WHAT YOU WILL DO:
Copy every line of the material precisely.

INFORMATION:
+---+
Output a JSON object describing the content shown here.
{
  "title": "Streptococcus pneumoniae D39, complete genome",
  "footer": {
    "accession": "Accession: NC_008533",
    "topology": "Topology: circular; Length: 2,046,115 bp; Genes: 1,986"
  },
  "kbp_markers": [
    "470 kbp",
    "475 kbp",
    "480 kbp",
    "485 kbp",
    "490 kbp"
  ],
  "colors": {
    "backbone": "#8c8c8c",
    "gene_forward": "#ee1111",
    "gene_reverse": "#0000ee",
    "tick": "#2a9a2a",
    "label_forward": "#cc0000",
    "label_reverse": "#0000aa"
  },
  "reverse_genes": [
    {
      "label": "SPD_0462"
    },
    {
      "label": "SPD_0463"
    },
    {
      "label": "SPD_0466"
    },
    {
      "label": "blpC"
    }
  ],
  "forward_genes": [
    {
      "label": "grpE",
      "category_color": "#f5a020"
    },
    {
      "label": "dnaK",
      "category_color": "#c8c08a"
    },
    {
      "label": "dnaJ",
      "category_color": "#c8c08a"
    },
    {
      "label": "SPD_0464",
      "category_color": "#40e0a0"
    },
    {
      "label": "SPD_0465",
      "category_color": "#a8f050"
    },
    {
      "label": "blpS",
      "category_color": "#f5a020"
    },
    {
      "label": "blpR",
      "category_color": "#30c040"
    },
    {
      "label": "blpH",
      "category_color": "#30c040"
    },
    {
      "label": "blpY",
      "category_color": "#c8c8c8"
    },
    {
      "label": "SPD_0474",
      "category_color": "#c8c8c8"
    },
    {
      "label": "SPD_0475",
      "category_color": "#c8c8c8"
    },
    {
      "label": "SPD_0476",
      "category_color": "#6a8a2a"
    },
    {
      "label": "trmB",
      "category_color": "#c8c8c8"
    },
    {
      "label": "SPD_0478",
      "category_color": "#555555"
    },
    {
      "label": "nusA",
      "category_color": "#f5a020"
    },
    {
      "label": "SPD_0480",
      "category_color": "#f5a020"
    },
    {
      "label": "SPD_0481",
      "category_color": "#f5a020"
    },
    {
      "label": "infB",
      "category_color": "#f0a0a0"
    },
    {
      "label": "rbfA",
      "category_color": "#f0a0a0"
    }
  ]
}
+---+
SOLUTION FOR THIS PROBLEM:
Output a JSON object describing the content shown here.
{
  "title": "Streptococcus pneumoniae D39, complete genome",
  "footer": {
    "accession": "Accession: NC_008533",
    "topology": "Topology: circular; Length: 2,046,115 bp; Genes: 1,986"
  },
  "kbp_markers": [
    "470 kbp",
    "475 kbp",
    "480 kbp",
    "485 kbp",
    "490 kbp"
  ],
  "colors": {
    "backbone": "#8c8c8c",
    "gene_forward": "#ee1111",
    "gene_reverse": "#0000ee",
    "tick": "#2a9a2a",
    "label_forward": "#cc0000",
    "label_reverse": "#0000aa"
  },
  "reverse_genes": [
    {
      "label": "SPD_0462"
    },
    {
      "label": "SPD_0463"
    },
    {
      "label": "SPD_0466"
    },
    {
      "label": "blpC"
    }
  ],
  "forward_genes": [
    {
      "label": "grpE",
      "category_color": "#f5a020"
    },
    {
      "label": "dnaK",
      "category_color": "#c8c08a"
    },
    {
      "label": "dnaJ",
      "category_color": "#c8c08a"
    },
    {
      "label": "SPD_0464",
      "category_color": "#40e0a0"
    },
    {
      "label": "SPD_0465",
      "category_color": "#a8f050"
    },
    {
      "label": "blpS",
      "category_color": "#f5a020"
    },
    {
      "label": "blpR",
      "category_color": "#30c040"
    },
    {
      "label": "blpH",
      "category_color": "#30c040"
    },
    {
      "label": "blpY",
      "category_color": "#c8c8c8"
    },
    {
      "label": "SPD_0474",
      "category_color": "#c8c8c8"
    },
    {
      "label": "SPD_0475",
      "category_color": "#c8c8c8"
    },
    {
      "label": "SPD_0476",
      "category_color": "#6a8a2a"
    },
    {
      "label": "trmB",
      "category_color": "#c8c8c8"
    },
    {
      "label": "SPD_0478",
      "category_color": "#555555"
    },
    {
      "label": "nusA",
      "category_color": "#f5a020"
    },
    {
      "label": "SPD_0480",
      "category_color": "#f5a020"
    },
    {
      "label": "SPD_0481",
      "category_color": "#f5a020"
    },
    {
      "label": "infB",
      "category_color": "#f0a0a0"
    },
    {
      "label": "rbfA",
      "category_color": "#f0a0a0"
    }
  ]
}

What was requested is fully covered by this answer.